▸ **PROBLEM STATEMENT**:
Send back the records in full, character for character.
☆ ☆ ☆ ☆ ☆ ☆ ☆
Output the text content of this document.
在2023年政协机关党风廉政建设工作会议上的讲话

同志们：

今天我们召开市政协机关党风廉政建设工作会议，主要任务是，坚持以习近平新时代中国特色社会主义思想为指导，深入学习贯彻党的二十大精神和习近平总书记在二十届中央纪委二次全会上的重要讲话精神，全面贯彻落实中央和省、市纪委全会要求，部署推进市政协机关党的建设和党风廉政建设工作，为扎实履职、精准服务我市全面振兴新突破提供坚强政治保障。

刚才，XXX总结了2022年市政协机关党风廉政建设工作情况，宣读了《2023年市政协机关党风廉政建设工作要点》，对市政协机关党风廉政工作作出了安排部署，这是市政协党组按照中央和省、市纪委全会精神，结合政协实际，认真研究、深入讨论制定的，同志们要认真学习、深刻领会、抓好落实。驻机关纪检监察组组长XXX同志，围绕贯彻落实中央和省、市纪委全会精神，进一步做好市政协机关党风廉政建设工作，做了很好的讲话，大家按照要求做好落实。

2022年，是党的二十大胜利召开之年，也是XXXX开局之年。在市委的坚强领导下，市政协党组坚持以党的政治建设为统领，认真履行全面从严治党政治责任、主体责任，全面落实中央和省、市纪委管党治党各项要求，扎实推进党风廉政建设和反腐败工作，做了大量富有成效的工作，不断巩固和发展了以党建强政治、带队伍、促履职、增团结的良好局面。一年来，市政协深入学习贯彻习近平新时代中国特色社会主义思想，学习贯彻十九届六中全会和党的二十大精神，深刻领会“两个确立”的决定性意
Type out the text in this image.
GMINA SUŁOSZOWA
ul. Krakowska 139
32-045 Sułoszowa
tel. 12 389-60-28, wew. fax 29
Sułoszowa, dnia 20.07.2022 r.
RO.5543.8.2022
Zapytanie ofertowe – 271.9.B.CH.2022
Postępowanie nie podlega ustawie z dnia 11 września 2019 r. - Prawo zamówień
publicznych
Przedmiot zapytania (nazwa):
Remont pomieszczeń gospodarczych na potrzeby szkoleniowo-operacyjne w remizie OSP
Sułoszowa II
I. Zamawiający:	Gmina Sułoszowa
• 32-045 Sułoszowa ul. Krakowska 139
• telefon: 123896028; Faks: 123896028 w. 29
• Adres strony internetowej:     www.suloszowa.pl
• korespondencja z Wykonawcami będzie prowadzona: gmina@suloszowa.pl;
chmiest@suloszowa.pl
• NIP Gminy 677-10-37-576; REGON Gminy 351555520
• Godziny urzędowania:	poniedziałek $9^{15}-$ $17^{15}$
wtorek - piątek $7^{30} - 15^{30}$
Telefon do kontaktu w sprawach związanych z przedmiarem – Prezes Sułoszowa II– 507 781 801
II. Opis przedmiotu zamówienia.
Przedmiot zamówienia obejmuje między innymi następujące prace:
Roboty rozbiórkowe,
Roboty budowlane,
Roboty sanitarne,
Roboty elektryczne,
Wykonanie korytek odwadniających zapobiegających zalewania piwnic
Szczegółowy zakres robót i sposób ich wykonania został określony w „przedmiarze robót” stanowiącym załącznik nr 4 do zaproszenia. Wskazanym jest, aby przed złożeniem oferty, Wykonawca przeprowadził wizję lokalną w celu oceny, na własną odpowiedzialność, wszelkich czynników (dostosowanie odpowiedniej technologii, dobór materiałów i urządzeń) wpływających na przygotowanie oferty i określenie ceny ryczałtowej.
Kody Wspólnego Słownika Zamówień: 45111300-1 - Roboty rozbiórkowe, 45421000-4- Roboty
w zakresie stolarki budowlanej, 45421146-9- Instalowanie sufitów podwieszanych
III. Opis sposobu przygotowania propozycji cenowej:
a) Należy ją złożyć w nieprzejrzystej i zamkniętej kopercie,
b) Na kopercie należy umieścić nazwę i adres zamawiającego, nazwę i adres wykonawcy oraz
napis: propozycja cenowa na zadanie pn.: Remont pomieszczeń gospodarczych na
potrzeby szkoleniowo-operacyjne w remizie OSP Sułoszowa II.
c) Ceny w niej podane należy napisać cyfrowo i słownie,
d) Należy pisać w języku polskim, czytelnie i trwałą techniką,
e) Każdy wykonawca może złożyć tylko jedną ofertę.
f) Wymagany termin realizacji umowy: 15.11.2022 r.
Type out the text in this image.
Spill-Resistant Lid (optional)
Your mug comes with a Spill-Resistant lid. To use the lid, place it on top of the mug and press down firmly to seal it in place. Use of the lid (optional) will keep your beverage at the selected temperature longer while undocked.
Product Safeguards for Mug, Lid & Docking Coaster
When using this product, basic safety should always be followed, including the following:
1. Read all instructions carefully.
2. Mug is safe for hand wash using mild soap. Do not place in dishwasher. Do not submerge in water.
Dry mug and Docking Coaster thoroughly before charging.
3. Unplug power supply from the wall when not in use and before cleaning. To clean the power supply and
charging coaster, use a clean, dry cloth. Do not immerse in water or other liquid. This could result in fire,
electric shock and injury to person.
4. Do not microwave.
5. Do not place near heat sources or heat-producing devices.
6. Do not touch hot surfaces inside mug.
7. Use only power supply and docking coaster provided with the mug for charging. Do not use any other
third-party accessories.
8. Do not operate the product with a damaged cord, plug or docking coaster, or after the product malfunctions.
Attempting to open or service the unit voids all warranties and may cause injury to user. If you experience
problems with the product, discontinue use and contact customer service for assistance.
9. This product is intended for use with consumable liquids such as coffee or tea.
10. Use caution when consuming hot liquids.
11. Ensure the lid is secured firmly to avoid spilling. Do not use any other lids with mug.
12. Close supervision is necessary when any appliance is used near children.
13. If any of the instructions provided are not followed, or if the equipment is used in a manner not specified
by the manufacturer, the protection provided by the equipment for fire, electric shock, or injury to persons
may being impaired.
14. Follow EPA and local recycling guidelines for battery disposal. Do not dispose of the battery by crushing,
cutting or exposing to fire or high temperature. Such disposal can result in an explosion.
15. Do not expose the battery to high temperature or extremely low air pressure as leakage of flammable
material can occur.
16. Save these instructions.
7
☆ ☆ ☆ ☆ ☆ ☆ ☆
▸ **IN RESPONSE**:
Output the text content of this document.
在2023年政协机关党风廉政建设工作会议上的讲话

同志们：

今天我们召开市政协机关党风廉政建设工作会议，主要任务是，坚持以习近平新时代中国特色社会主义思想为指导，深入学习贯彻党的二十大精神和习近平总书记在二十届中央纪委二次全会上的重要讲话精神，全面贯彻落实中央和省、市纪委全会要求，部署推进市政协机关党的建设和党风廉政建设工作，为扎实履职、精准服务我市全面振兴新突破提供坚强政治保障。

刚才，XXX总结了2022年市政协机关党风廉政建设工作情况，宣读了《2023年市政协机关党风廉政建设工作要点》，对市政协机关党风廉政工作作出了安排部署，这是市政协党组按照中央和省、市纪委全会精神，结合政协实际，认真研究、深入讨论制定的，同志们要认真学习、深刻领会、抓好落实。驻机关纪检监察组组长XXX同志，围绕贯彻落实中央和省、市纪委全会精神，进一步做好市政协机关党风廉政建设工作，做了很好的讲话，大家按照要求做好落实。

2022年，是党的二十大胜利召开之年，也是XXXX开局之年。在市委的坚强领导下，市政协党组坚持以党的政治建设为统领，认真履行全面从严治党政治责任、主体责任，全面落实中央和省、市纪委管党治党各项要求，扎实推进党风廉政建设和反腐败工作，做了大量富有成效的工作，不断巩固和发展了以党建强政治、带队伍、促履职、增团结的良好局面。一年来，市政协深入学习贯彻习近平新时代中国特色社会主义思想，学习贯彻十九届六中全会和党的二十大精神，深刻领会“两个确立”的决定性意
Type out the text in this image.
GMINA SUŁOSZOWA
ul. Krakowska 139
32-045 Sułoszowa
tel. 12 389-60-28, wew. fax 29
Sułoszowa, dnia 20.07.2022 r.
RO.5543.8.2022
Zapytanie ofertowe – 271.9.B.CH.2022
Postępowanie nie podlega ustawie z dnia 11 września 2019 r. - Prawo zamówień
publicznych
Przedmiot zapytania (nazwa):
Remont pomieszczeń gospodarczych na potrzeby szkoleniowo-operacyjne w remizie OSP
Sułoszowa II
I. Zamawiający:	Gmina Sułoszowa
• 32-045 Sułoszowa ul. Krakowska 139
• telefon: 123896028; Faks: 123896028 w. 29
• Adres strony internetowej:     www.suloszowa.pl
• korespondencja z Wykonawcami będzie prowadzona: gmina@suloszowa.pl;
chmiest@suloszowa.pl
• NIP Gminy 677-10-37-576; REGON Gminy 351555520
• Godziny urzędowania:	poniedziałek $9^{15}-$ $17^{15}$
wtorek - piątek $7^{30} - 15^{30}$
Telefon do kontaktu w sprawach związanych z przedmiarem – Prezes Sułoszowa II– 507 781 801
II. Opis przedmiotu zamówienia.
Przedmiot zamówienia obejmuje między innymi następujące prace:
Roboty rozbiórkowe,
Roboty budowlane,
Roboty sanitarne,
Roboty elektryczne,
Wykonanie korytek odwadniających zapobiegających zalewania piwnic
Szczegółowy zakres robót i sposób ich wykonania został określony w „przedmiarze robót” stanowiącym załącznik nr 4 do zaproszenia. Wskazanym jest, aby przed złożeniem oferty, Wykonawca przeprowadził wizję lokalną w celu oceny, na własną odpowiedzialność, wszelkich czynników (dostosowanie odpowiedniej technologii, dobór materiałów i urządzeń) wpływających na przygotowanie oferty i określenie ceny ryczałtowej.
Kody Wspólnego Słownika Zamówień: 45111300-1 - Roboty rozbiórkowe, 45421000-4- Roboty
w zakresie stolarki budowlanej, 45421146-9- Instalowanie sufitów podwieszanych
III. Opis sposobu przygotowania propozycji cenowej:
a) Należy ją złożyć w nieprzejrzystej i zamkniętej kopercie,
b) Na kopercie należy umieścić nazwę i adres zamawiającego, nazwę i adres wykonawcy oraz
napis: propozycja cenowa na zadanie pn.: Remont pomieszczeń gospodarczych na
potrzeby szkoleniowo-operacyjne w remizie OSP Sułoszowa II.
c) Ceny w niej podane należy napisać cyfrowo i słownie,
d) Należy pisać w języku polskim, czytelnie i trwałą techniką,
e) Każdy wykonawca może złożyć tylko jedną ofertę.
f) Wymagany termin realizacji umowy: 15.11.2022 r.
Type out the text in this image.
Spill-Resistant Lid (optional)
Your mug comes with a Spill-Resistant lid. To use the lid, place it on top of the mug and press down firmly to seal it in place. Use of the lid (optional) will keep your beverage at the selected temperature longer while undocked.
Product Safeguards for Mug, Lid & Docking Coaster
When using this product, basic safety should always be followed, including the following:
1. Read all instructions carefully.
2. Mug is safe for hand wash using mild soap. Do not place in dishwasher. Do not submerge in water.
Dry mug and Docking Coaster thoroughly before charging.
3. Unplug power supply from the wall when not in use and before cleaning. To clean the power supply and
charging coaster, use a clean, dry cloth. Do not immerse in water or other liquid. This could result in fire,
electric shock and injury to person.
4. Do not microwave.
5. Do not place near heat sources or heat-producing devices.
6. Do not touch hot surfaces inside mug.
7. Use only power supply and docking coaster provided with the mug for charging. Do not use any other
third-party accessories.
8. Do not operate the product with a damaged cord, plug or docking coaster, or after the product malfunctions.
Attempting to open or service the unit voids all warranties and may cause injury to user. If you experience
problems with the product, discontinue use and contact customer service for assistance.
9. This product is intended for use with consumable liquids such as coffee or tea.
10. Use caution when consuming hot liquids.
11. Ensure the lid is secured firmly to avoid spilling. Do not use any other lids with mug.
12. Close supervision is necessary when any appliance is used near children.
13. If any of the instructions provided are not followed, or if the equipment is used in a manner not specified
by the manufacturer, the protection provided by the equipment for fire, electric shock, or injury to persons
may being impaired.
14. Follow EPA and local recycling guidelines for battery disposal. Do not dispose of the battery by crushing,
cutting or exposing to fire or high temperature. Such disposal can result in an explosion.
15. Do not expose the battery to high temperature or extremely low air pressure as leakage of flammable
material can occur.
16. Save these instructions.
7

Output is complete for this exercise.